Bounding box listing
################

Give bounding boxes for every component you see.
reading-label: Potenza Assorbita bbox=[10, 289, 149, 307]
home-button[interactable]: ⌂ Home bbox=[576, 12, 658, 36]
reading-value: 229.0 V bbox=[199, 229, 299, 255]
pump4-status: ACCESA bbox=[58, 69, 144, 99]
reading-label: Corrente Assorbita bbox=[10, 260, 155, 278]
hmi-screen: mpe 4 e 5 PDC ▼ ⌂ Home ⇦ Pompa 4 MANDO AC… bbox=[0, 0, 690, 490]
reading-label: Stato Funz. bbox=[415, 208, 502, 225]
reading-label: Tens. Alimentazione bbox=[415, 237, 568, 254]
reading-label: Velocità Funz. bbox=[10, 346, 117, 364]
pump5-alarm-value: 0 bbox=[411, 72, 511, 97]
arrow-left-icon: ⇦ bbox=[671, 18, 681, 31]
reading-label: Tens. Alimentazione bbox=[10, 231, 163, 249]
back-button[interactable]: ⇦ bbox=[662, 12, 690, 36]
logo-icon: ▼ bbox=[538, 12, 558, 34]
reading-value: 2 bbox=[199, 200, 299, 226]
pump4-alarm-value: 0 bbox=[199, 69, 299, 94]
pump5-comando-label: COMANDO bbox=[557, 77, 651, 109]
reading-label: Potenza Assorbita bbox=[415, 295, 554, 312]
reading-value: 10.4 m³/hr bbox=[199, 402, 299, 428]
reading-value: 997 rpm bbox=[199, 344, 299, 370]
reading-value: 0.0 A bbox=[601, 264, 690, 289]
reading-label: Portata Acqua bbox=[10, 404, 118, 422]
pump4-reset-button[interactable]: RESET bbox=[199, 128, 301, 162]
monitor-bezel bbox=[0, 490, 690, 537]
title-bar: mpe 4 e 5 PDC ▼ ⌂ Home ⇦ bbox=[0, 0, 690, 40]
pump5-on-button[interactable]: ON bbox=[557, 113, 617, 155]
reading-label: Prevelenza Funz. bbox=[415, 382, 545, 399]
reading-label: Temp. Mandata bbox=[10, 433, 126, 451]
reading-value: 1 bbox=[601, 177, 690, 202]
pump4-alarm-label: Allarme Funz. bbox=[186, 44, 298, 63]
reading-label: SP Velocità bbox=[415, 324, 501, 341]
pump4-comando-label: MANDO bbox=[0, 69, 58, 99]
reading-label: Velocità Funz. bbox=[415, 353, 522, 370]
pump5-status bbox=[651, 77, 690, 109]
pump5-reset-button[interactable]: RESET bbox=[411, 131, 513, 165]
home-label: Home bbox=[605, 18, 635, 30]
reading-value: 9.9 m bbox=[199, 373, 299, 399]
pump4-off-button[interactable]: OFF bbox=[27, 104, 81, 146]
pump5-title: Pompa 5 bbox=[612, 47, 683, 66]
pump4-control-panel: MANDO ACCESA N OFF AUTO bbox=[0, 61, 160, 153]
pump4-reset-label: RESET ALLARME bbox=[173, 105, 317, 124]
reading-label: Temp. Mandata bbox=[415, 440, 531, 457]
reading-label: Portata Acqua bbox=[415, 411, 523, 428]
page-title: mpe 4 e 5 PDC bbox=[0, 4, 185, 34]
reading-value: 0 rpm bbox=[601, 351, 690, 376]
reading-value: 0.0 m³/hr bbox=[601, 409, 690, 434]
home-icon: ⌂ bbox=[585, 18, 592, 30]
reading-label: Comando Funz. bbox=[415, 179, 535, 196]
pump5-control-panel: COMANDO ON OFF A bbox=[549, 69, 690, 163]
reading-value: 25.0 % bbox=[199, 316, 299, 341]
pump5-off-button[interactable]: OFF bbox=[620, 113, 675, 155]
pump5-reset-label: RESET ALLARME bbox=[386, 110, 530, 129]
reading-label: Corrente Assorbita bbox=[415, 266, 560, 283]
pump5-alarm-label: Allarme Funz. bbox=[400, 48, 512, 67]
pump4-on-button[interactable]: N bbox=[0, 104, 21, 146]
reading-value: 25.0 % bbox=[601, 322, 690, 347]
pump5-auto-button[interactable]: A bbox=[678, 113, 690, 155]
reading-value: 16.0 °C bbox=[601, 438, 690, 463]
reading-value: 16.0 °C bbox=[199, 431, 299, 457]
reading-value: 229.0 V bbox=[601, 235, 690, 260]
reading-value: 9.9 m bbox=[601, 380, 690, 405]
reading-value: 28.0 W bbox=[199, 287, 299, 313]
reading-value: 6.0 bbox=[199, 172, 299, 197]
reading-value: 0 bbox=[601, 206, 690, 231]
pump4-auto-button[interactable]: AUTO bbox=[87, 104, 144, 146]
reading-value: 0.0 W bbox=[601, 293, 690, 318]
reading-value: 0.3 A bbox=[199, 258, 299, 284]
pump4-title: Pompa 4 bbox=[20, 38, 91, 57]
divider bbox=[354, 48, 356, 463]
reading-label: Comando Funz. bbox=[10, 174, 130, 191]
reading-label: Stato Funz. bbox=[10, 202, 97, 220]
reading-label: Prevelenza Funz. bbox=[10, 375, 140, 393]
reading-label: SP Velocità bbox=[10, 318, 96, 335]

################

Short problem →
Output every line of the bounding box listing above, unchanged.

In response →
Give bounding boxes for every component you see.
reading-label: Potenza Assorbita bbox=[10, 289, 149, 307]
home-button[interactable]: ⌂ Home bbox=[576, 12, 658, 36]
reading-value: 229.0 V bbox=[199, 229, 299, 255]
pump4-status: ACCESA bbox=[58, 69, 144, 99]
reading-label: Corrente Assorbita bbox=[10, 260, 155, 278]
hmi-screen: mpe 4 e 5 PDC ▼ ⌂ Home ⇦ Pompa 4 MANDO AC… bbox=[0, 0, 690, 490]
reading-label: Stato Funz. bbox=[415, 208, 502, 225]
reading-label: Tens. Alimentazione bbox=[415, 237, 568, 254]
reading-label: Velocità Funz. bbox=[10, 346, 117, 364]
pump5-alarm-value: 0 bbox=[411, 72, 511, 97]
arrow-left-icon: ⇦ bbox=[671, 18, 681, 31]
reading-label: Tens. Alimentazione bbox=[10, 231, 163, 249]
back-button[interactable]: ⇦ bbox=[662, 12, 690, 36]
logo-icon: ▼ bbox=[538, 12, 558, 34]
reading-value: 2 bbox=[199, 200, 299, 226]
pump4-alarm-value: 0 bbox=[199, 69, 299, 94]
pump5-comando-label: COMANDO bbox=[557, 77, 651, 109]
reading-label: Potenza Assorbita bbox=[415, 295, 554, 312]
reading-value: 10.4 m³/hr bbox=[199, 402, 299, 428]
reading-value: 997 rpm bbox=[199, 344, 299, 370]
reading-value: 0.0 A bbox=[601, 264, 690, 289]
reading-label: Portata Acqua bbox=[10, 404, 118, 422]
pump4-reset-button[interactable]: RESET bbox=[199, 128, 301, 162]
monitor-bezel bbox=[0, 490, 690, 537]
title-bar: mpe 4 e 5 PDC ▼ ⌂ Home ⇦ bbox=[0, 0, 690, 40]
pump5-on-button[interactable]: ON bbox=[557, 113, 617, 155]
reading-label: Prevelenza Funz. bbox=[415, 382, 545, 399]
reading-label: Temp. Mandata bbox=[10, 433, 126, 451]
reading-value: 1 bbox=[601, 177, 690, 202]
pump4-alarm-label: Allarme Funz. bbox=[186, 44, 298, 63]
reading-label: SP Velocità bbox=[415, 324, 501, 341]
pump4-comando-label: MANDO bbox=[0, 69, 58, 99]
reading-label: Velocità Funz. bbox=[415, 353, 522, 370]
pump5-status bbox=[651, 77, 690, 109]
pump5-reset-button[interactable]: RESET bbox=[411, 131, 513, 165]
home-label: Home bbox=[605, 18, 635, 30]
reading-value: 9.9 m bbox=[199, 373, 299, 399]
pump4-off-button[interactable]: OFF bbox=[27, 104, 81, 146]
pump5-title: Pompa 5 bbox=[612, 47, 683, 66]
pump4-control-panel: MANDO ACCESA N OFF AUTO bbox=[0, 61, 160, 153]
pump4-reset-label: RESET ALLARME bbox=[173, 105, 317, 124]
reading-label: Temp. Mandata bbox=[415, 440, 531, 457]
reading-label: Portata Acqua bbox=[415, 411, 523, 428]
page-title: mpe 4 e 5 PDC bbox=[0, 4, 185, 34]
reading-value: 0 rpm bbox=[601, 351, 690, 376]
reading-value: 0.0 m³/hr bbox=[601, 409, 690, 434]
home-icon: ⌂ bbox=[585, 18, 592, 30]
reading-label: Comando Funz. bbox=[415, 179, 535, 196]
pump5-control-panel: COMANDO ON OFF A bbox=[549, 69, 690, 163]
reading-value: 25.0 % bbox=[199, 316, 299, 341]
pump5-off-button[interactable]: OFF bbox=[620, 113, 675, 155]
pump5-reset-label: RESET ALLARME bbox=[386, 110, 530, 129]
reading-label: Corrente Assorbita bbox=[415, 266, 560, 283]
pump5-alarm-label: Allarme Funz. bbox=[400, 48, 512, 67]
pump4-on-button[interactable]: N bbox=[0, 104, 21, 146]
reading-value: 25.0 % bbox=[601, 322, 690, 347]
pump5-auto-button[interactable]: A bbox=[678, 113, 690, 155]
reading-value: 16.0 °C bbox=[601, 438, 690, 463]
reading-value: 16.0 °C bbox=[199, 431, 299, 457]
reading-value: 229.0 V bbox=[601, 235, 690, 260]
reading-value: 9.9 m bbox=[601, 380, 690, 405]
reading-value: 28.0 W bbox=[199, 287, 299, 313]
reading-value: 6.0 bbox=[199, 172, 299, 197]
reading-value: 0 bbox=[601, 206, 690, 231]
pump4-auto-button[interactable]: AUTO bbox=[87, 104, 144, 146]
reading-value: 0.0 W bbox=[601, 293, 690, 318]
reading-value: 0.3 A bbox=[199, 258, 299, 284]
pump4-title: Pompa 4 bbox=[20, 38, 91, 57]
divider bbox=[354, 48, 356, 463]
reading-label: Comando Funz. bbox=[10, 174, 130, 191]
reading-label: Stato Funz. bbox=[10, 202, 97, 220]
reading-label: Prevelenza Funz. bbox=[10, 375, 140, 393]
reading-label: SP Velocità bbox=[10, 318, 96, 335]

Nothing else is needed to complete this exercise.